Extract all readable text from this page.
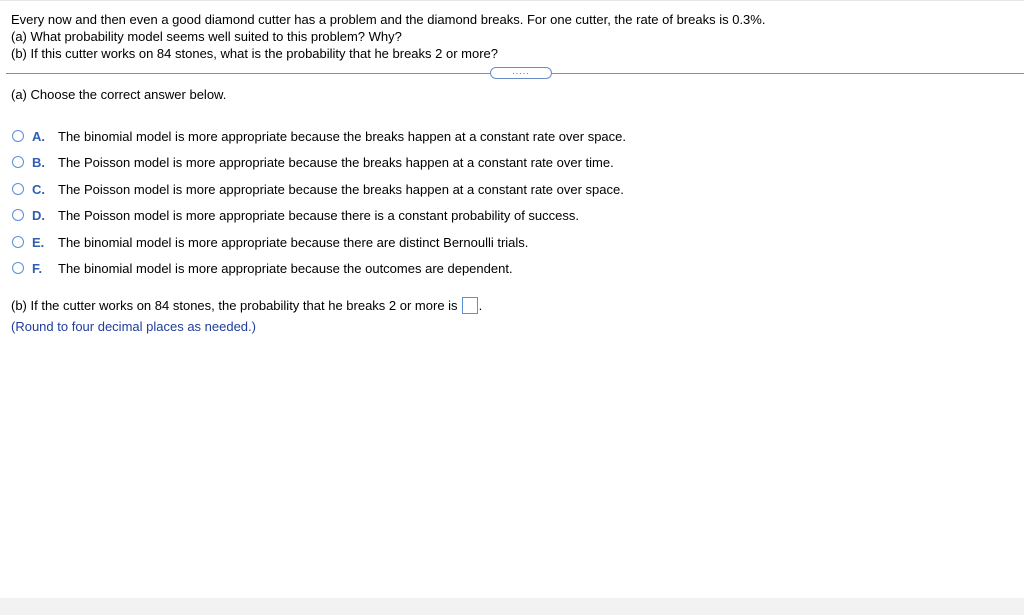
Every now and then even a good diamond cutter has a problem and the diamond breaks. For one cutter, the rate of breaks is 0.3%.
(a) What probability model seems well suited to this problem? Why?
(b) If this cutter works on 84 stones, what is the probability that he breaks 2 or more?
.....
(a) Choose the correct answer below.
A.	The binomial model is more appropriate because the breaks happen at a constant rate over space.
B.	The Poisson model is more appropriate because the breaks happen at a constant rate over time.
C.	The Poisson model is more appropriate because the breaks happen at a constant rate over space.
D.	The Poisson model is more appropriate because there is a constant probability of success.
E.	The binomial model is more appropriate because there are distinct Bernoulli trials.
F.	The binomial model is more appropriate because the outcomes are dependent.
(b) If the cutter works on 84 stones, the probability that he breaks 2 or more is .
(Round to four decimal places as needed.)
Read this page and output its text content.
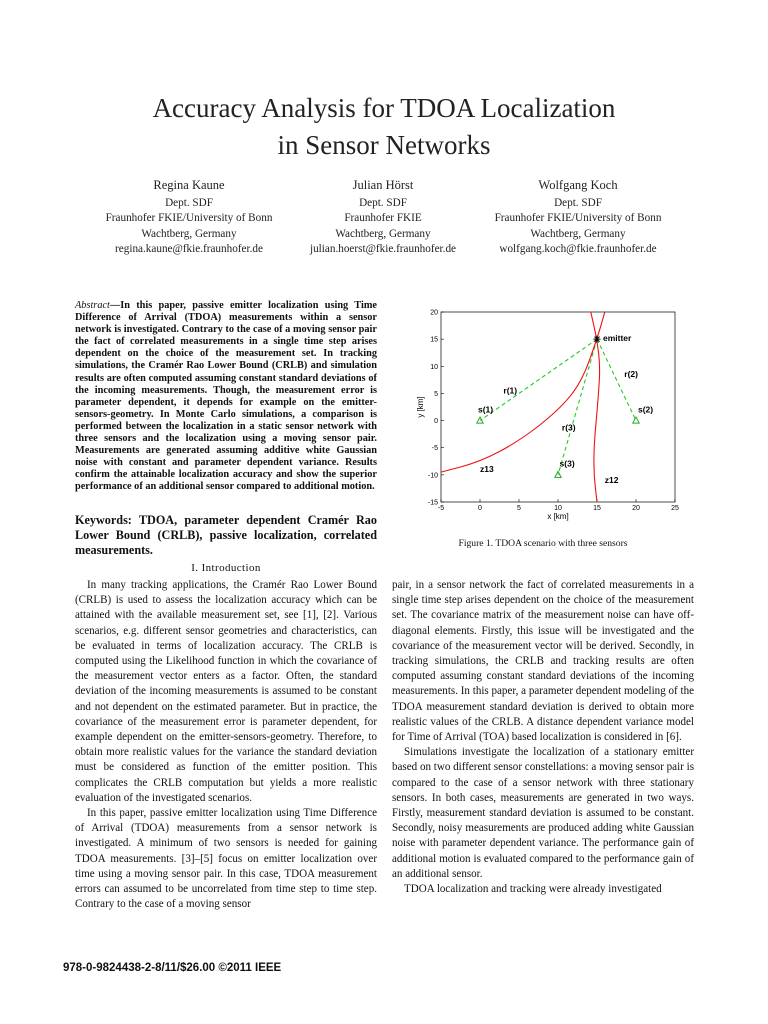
Accuracy Analysis for TDOA Localization
in Sensor Networks
Regina Kaune
Dept. SDF
Fraunhofer FKIE/University of Bonn
Wachtberg, Germany
regina.kaune@fkie.fraunhofer.de
Julian Hörst
Dept. SDF
Fraunhofer FKIE
Wachtberg, Germany
julian.hoerst@fkie.fraunhofer.de
Wolfgang Koch
Dept. SDF
Fraunhofer FKIE/University of Bonn
Wachtberg, Germany
wolfgang.koch@fkie.fraunhofer.de
Abstract—In this paper, passive emitter localization using Time Difference of Arrival (TDOA) measurements within a sensor network is investigated. Contrary to the case of a moving sensor pair the fact of correlated measurements in a single time step arises dependent on the choice of the measurement set. In tracking simulations, the Cramér Rao Lower Bound (CRLB) and simulation results are often computed assuming constant standard deviations of the incoming measurements. Though, the measurement error is parameter dependent, it depends for example on the emitter-sensors-geometry. In Monte Carlo simulations, a comparison is performed between the localization in a static sensor network with three sensors and the localization using a moving sensor pair. Measurements are generated assuming additive white Gaussian noise with constant and parameter dependent variance. Results confirm the attainable localization accuracy and show the superior performance of an additional sensor compared to additional motion.
Keywords: TDOA, parameter dependent Cramér Rao Lower Bound (CRLB), passive localization, correlated measurements.
I. Introduction

In many tracking applications, the Cramér Rao Lower Bound (CRLB) is used to assess the localization accuracy which can be attained with the available measurement set, see [1], [2]. Various scenarios, e.g. different sensor geometries and characteristics, can be evaluated in terms of localization accuracy. The CRLB is computed using the Likelihood function in which the covariance of the measurement vector enters as a factor. Often, the standard deviation of the incoming measurements is assumed to be constant and not dependent on the estimated parameter. But in practice, the covariance of the measurement error is parameter dependent, for example dependent on the emitter-sensors-geometry. Therefore, to obtain more realistic values for the variance the standard deviation must be considered as function of the emitter position. This complicates the CRLB computation but yields a more realistic evaluation of the investigated scenarios.

In this paper, passive emitter localization using Time Difference of Arrival (TDOA) measurements from a sensor network is investigated. A minimum of two sensors is needed for gaining TDOA measurements. [3]–[5] focus on emitter localization over time using a moving sensor pair. In this case, TDOA measurement errors can assumed to be uncorrelated from time step to time step. Contrary to the case of a moving sensor

20
15
10
5
0
-5
-10
-15
-5	0	5	10	15	20	25
emitter
x [km]
y [km]	s(1)	s(2)
s(3)
r(1)
r(2)
r(3)
z13
z12
Figure 1. TDOA scenario with three sensors

pair, in a sensor network the fact of correlated measurements in a single time step arises dependent on the choice of the measurement set. The covariance matrix of the measurement noise can have off-diagonal elements. Firstly, this issue will be investigated and the covariance of the measurement vector will be derived. Secondly, in tracking simulations, the CRLB and tracking results are often computed assuming constant standard deviations of the incoming measurements. In this paper, a parameter dependent modeling of the TDOA measurement standard deviation is derived to obtain more realistic values of the CRLB. A distance dependent variance model for Time of Arrival (TOA) based localization is considered in [6].

Simulations investigate the localization of a stationary emitter based on two different sensor constellations: a moving sensor pair is compared to the case of a sensor network with three stationary sensors. In both cases, measurements are generated in two ways. Firstly, measurement standard deviation is assumed to be constant. Secondly, noisy measurements are produced adding white Gaussian noise with parameter dependent variance. The performance gain of additional motion is evaluated compared to the performance gain of an additional sensor.

TDOA localization and tracking were already investigated

978-0-9824438-2-8/11/$26.00 ©2011 IEEE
⁂
Leave out the pictures and output every record above precisely as given.

▶ **WRITTEN RESPONSE**
Extract all readable text from this page.
Every now and then even a good diamond cutter has a problem and the diamond breaks. For one cutter, the rate of breaks is 0.3%.
(a) What probability model seems well suited to this problem? Why?
(b) If this cutter works on 84 stones, what is the probability that he breaks 2 or more?
.....
(a) Choose the correct answer below.
A.	The binomial model is more appropriate because the breaks happen at a constant rate over space.
B.	The Poisson model is more appropriate because the breaks happen at a constant rate over time.
C.	The Poisson model is more appropriate because the breaks happen at a constant rate over space.
D.	The Poisson model is more appropriate because there is a constant probability of success.
E.	The binomial model is more appropriate because there are distinct Bernoulli trials.
F.	The binomial model is more appropriate because the outcomes are dependent.
(b) If the cutter works on 84 stones, the probability that he breaks 2 or more is .
(Round to four decimal places as needed.)
Read this page and output its text content.
Accuracy Analysis for TDOA Localization
in Sensor Networks
Regina Kaune
Dept. SDF
Fraunhofer FKIE/University of Bonn
Wachtberg, Germany
regina.kaune@fkie.fraunhofer.de
Julian Hörst
Dept. SDF
Fraunhofer FKIE
Wachtberg, Germany
julian.hoerst@fkie.fraunhofer.de
Wolfgang Koch
Dept. SDF
Fraunhofer FKIE/University of Bonn
Wachtberg, Germany
wolfgang.koch@fkie.fraunhofer.de
Abstract—In this paper, passive emitter localization using Time Difference of Arrival (TDOA) measurements within a sensor network is investigated. Contrary to the case of a moving sensor pair the fact of correlated measurements in a single time step arises dependent on the choice of the measurement set. In tracking simulations, the Cramér Rao Lower Bound (CRLB) and simulation results are often computed assuming constant standard deviations of the incoming measurements. Though, the measurement error is parameter dependent, it depends for example on the emitter-sensors-geometry. In Monte Carlo simulations, a comparison is performed between the localization in a static sensor network with three sensors and the localization using a moving sensor pair. Measurements are generated assuming additive white Gaussian noise with constant and parameter dependent variance. Results confirm the attainable localization accuracy and show the superior performance of an additional sensor compared to additional motion.
Keywords: TDOA, parameter dependent Cramér Rao Lower Bound (CRLB), passive localization, correlated measurements.
I. Introduction

In many tracking applications, the Cramér Rao Lower Bound (CRLB) is used to assess the localization accuracy which can be attained with the available measurement set, see [1], [2]. Various scenarios, e.g. different sensor geometries and characteristics, can be evaluated in terms of localization accuracy. The CRLB is computed using the Likelihood function in which the covariance of the measurement vector enters as a factor. Often, the standard deviation of the incoming measurements is assumed to be constant and not dependent on the estimated parameter. But in practice, the covariance of the measurement error is parameter dependent, for example dependent on the emitter-sensors-geometry. Therefore, to obtain more realistic values for the variance the standard deviation must be considered as function of the emitter position. This complicates the CRLB computation but yields a more realistic evaluation of the investigated scenarios.

In this paper, passive emitter localization using Time Difference of Arrival (TDOA) measurements from a sensor network is investigated. A minimum of two sensors is needed for gaining TDOA measurements. [3]–[5] focus on emitter localization over time using a moving sensor pair. In this case, TDOA measurement errors can assumed to be uncorrelated from time step to time step. Contrary to the case of a moving sensor

20
15
10
5
0
-5
-10
-15
-5	0	5	10	15	20	25
emitter
x [km]
y [km]	s(1)	s(2)
s(3)
r(1)
r(2)
r(3)
z13
z12
Figure 1. TDOA scenario with three sensors

pair, in a sensor network the fact of correlated measurements in a single time step arises dependent on the choice of the measurement set. The covariance matrix of the measurement noise can have off-diagonal elements. Firstly, this issue will be investigated and the covariance of the measurement vector will be derived. Secondly, in tracking simulations, the CRLB and tracking results are often computed assuming constant standard deviations of the incoming measurements. In this paper, a parameter dependent modeling of the TDOA measurement standard deviation is derived to obtain more realistic values of the CRLB. A distance dependent variance model for Time of Arrival (TOA) based localization is considered in [6].

Simulations investigate the localization of a stationary emitter based on two different sensor constellations: a moving sensor pair is compared to the case of a sensor network with three stationary sensors. In both cases, measurements are generated in two ways. Firstly, measurement standard deviation is assumed to be constant. Secondly, noisy measurements are produced adding white Gaussian noise with parameter dependent variance. The performance gain of additional motion is evaluated compared to the performance gain of an additional sensor.

TDOA localization and tracking were already investigated

978-0-9824438-2-8/11/$26.00 ©2011 IEEE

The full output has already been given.